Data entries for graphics
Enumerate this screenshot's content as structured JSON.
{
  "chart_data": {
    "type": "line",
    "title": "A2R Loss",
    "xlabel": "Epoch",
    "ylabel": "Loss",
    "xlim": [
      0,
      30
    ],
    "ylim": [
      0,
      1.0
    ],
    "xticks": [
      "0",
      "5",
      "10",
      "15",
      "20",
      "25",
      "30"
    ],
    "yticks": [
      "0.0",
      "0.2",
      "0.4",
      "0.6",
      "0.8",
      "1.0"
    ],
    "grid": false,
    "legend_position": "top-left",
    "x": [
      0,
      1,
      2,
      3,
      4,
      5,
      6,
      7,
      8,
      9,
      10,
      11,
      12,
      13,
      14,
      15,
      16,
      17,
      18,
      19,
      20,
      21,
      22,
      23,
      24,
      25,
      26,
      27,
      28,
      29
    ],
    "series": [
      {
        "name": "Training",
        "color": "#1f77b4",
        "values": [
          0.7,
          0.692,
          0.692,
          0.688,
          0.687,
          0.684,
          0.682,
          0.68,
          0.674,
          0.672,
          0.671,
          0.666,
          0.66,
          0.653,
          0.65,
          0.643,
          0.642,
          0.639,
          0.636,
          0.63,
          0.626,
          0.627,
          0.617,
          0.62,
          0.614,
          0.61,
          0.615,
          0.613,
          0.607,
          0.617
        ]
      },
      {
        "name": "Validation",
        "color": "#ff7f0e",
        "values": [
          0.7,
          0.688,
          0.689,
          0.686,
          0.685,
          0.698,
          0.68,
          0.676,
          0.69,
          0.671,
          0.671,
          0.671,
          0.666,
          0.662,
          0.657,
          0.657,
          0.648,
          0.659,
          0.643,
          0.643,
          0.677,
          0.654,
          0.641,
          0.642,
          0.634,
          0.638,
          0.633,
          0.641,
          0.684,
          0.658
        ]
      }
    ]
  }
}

▶ Exercise directions
From the data above, extract every line in its exact form.

▶ Solution to the exercise
Enumerate this screenshot's content as structured JSON.
{
  "chart_data": {
    "type": "line",
    "title": "A2R Loss",
    "xlabel": "Epoch",
    "ylabel": "Loss",
    "xlim": [
      0,
      30
    ],
    "ylim": [
      0,
      1.0
    ],
    "xticks": [
      "0",
      "5",
      "10",
      "15",
      "20",
      "25",
      "30"
    ],
    "yticks": [
      "0.0",
      "0.2",
      "0.4",
      "0.6",
      "0.8",
      "1.0"
    ],
    "grid": false,
    "legend_position": "top-left",
    "x": [
      0,
      1,
      2,
      3,
      4,
      5,
      6,
      7,
      8,
      9,
      10,
      11,
      12,
      13,
      14,
      15,
      16,
      17,
      18,
      19,
      20,
      21,
      22,
      23,
      24,
      25,
      26,
      27,
      28,
      29
    ],
    "series": [
      {
        "name": "Training",
        "color": "#1f77b4",
        "values": [
          0.7,
          0.692,
          0.692,
          0.688,
          0.687,
          0.684,
          0.682,
          0.68,
          0.674,
          0.672,
          0.671,
          0.666,
          0.66,
          0.653,
          0.65,
          0.643,
          0.642,
          0.639,
          0.636,
          0.63,
          0.626,
          0.627,
          0.617,
          0.62,
          0.614,
          0.61,
          0.615,
          0.613,
          0.607,
          0.617
        ]
      },
      {
        "name": "Validation",
        "color": "#ff7f0e",
        "values": [
          0.7,
          0.688,
          0.689,
          0.686,
          0.685,
          0.698,
          0.68,
          0.676,
          0.69,
          0.671,
          0.671,
          0.671,
          0.666,
          0.662,
          0.657,
          0.657,
          0.648,
          0.659,
          0.643,
          0.643,
          0.677,
          0.654,
          0.641,
          0.642,
          0.634,
          0.638,
          0.633,
          0.641,
          0.684,
          0.658
        ]
      }
    ]
  }
}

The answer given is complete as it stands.